---------- DATASET CONTENT
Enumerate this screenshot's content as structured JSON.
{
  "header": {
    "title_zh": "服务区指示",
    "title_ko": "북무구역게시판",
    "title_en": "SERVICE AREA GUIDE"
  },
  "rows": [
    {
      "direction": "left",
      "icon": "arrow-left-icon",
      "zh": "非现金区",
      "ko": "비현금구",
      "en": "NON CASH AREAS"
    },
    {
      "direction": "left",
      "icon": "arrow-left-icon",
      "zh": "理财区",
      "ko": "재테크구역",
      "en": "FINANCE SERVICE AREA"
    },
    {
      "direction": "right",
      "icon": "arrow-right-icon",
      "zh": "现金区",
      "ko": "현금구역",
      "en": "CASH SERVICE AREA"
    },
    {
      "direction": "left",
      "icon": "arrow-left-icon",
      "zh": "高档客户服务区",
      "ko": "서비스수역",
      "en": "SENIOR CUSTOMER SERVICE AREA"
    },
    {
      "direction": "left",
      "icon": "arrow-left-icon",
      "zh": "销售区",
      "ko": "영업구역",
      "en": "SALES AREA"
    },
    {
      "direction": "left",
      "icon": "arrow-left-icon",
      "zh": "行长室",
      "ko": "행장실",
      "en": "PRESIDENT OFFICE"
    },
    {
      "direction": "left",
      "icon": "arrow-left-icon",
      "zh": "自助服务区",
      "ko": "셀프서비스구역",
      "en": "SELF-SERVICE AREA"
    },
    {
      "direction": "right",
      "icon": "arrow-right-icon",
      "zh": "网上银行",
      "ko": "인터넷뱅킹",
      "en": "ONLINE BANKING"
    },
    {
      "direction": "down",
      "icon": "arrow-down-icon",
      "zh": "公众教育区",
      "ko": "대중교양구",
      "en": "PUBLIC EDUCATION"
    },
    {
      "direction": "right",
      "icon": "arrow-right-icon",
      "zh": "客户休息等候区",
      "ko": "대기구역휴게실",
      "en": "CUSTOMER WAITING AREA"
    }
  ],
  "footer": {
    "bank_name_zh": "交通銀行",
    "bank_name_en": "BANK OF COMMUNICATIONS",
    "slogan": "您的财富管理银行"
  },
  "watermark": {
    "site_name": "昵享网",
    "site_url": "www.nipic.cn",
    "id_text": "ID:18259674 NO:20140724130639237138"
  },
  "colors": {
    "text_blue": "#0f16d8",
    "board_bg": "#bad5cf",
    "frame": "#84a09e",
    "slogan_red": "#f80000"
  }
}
--------------------
_PROBLEM_: Print the complete listing again, exactly as it stands.

_EXERCISE SOLUTION_:
Enumerate this screenshot's content as structured JSON.
{
  "header": {
    "title_zh": "服务区指示",
    "title_ko": "북무구역게시판",
    "title_en": "SERVICE AREA GUIDE"
  },
  "rows": [
    {
      "direction": "left",
      "icon": "arrow-left-icon",
      "zh": "非现金区",
      "ko": "비현금구",
      "en": "NON CASH AREAS"
    },
    {
      "direction": "left",
      "icon": "arrow-left-icon",
      "zh": "理财区",
      "ko": "재테크구역",
      "en": "FINANCE SERVICE AREA"
    },
    {
      "direction": "right",
      "icon": "arrow-right-icon",
      "zh": "现金区",
      "ko": "현금구역",
      "en": "CASH SERVICE AREA"
    },
    {
      "direction": "left",
      "icon": "arrow-left-icon",
      "zh": "高档客户服务区",
      "ko": "서비스수역",
      "en": "SENIOR CUSTOMER SERVICE AREA"
    },
    {
      "direction": "left",
      "icon": "arrow-left-icon",
      "zh": "销售区",
      "ko": "영업구역",
      "en": "SALES AREA"
    },
    {
      "direction": "left",
      "icon": "arrow-left-icon",
      "zh": "行长室",
      "ko": "행장실",
      "en": "PRESIDENT OFFICE"
    },
    {
      "direction": "left",
      "icon": "arrow-left-icon",
      "zh": "自助服务区",
      "ko": "셀프서비스구역",
      "en": "SELF-SERVICE AREA"
    },
    {
      "direction": "right",
      "icon": "arrow-right-icon",
      "zh": "网上银行",
      "ko": "인터넷뱅킹",
      "en": "ONLINE BANKING"
    },
    {
      "direction": "down",
      "icon": "arrow-down-icon",
      "zh": "公众教育区",
      "ko": "대중교양구",
      "en": "PUBLIC EDUCATION"
    },
    {
      "direction": "right",
      "icon": "arrow-right-icon",
      "zh": "客户休息等候区",
      "ko": "대기구역휴게실",
      "en": "CUSTOMER WAITING AREA"
    }
  ],
  "footer": {
    "bank_name_zh": "交通銀行",
    "bank_name_en": "BANK OF COMMUNICATIONS",
    "slogan": "您的财富管理银行"
  },
  "watermark": {
    "site_name": "昵享网",
    "site_url": "www.nipic.cn",
    "id_text": "ID:18259674 NO:20140724130639237138"
  },
  "colors": {
    "text_blue": "#0f16d8",
    "board_bg": "#bad5cf",
    "frame": "#84a09e",
    "slogan_red": "#f80000"
  }
}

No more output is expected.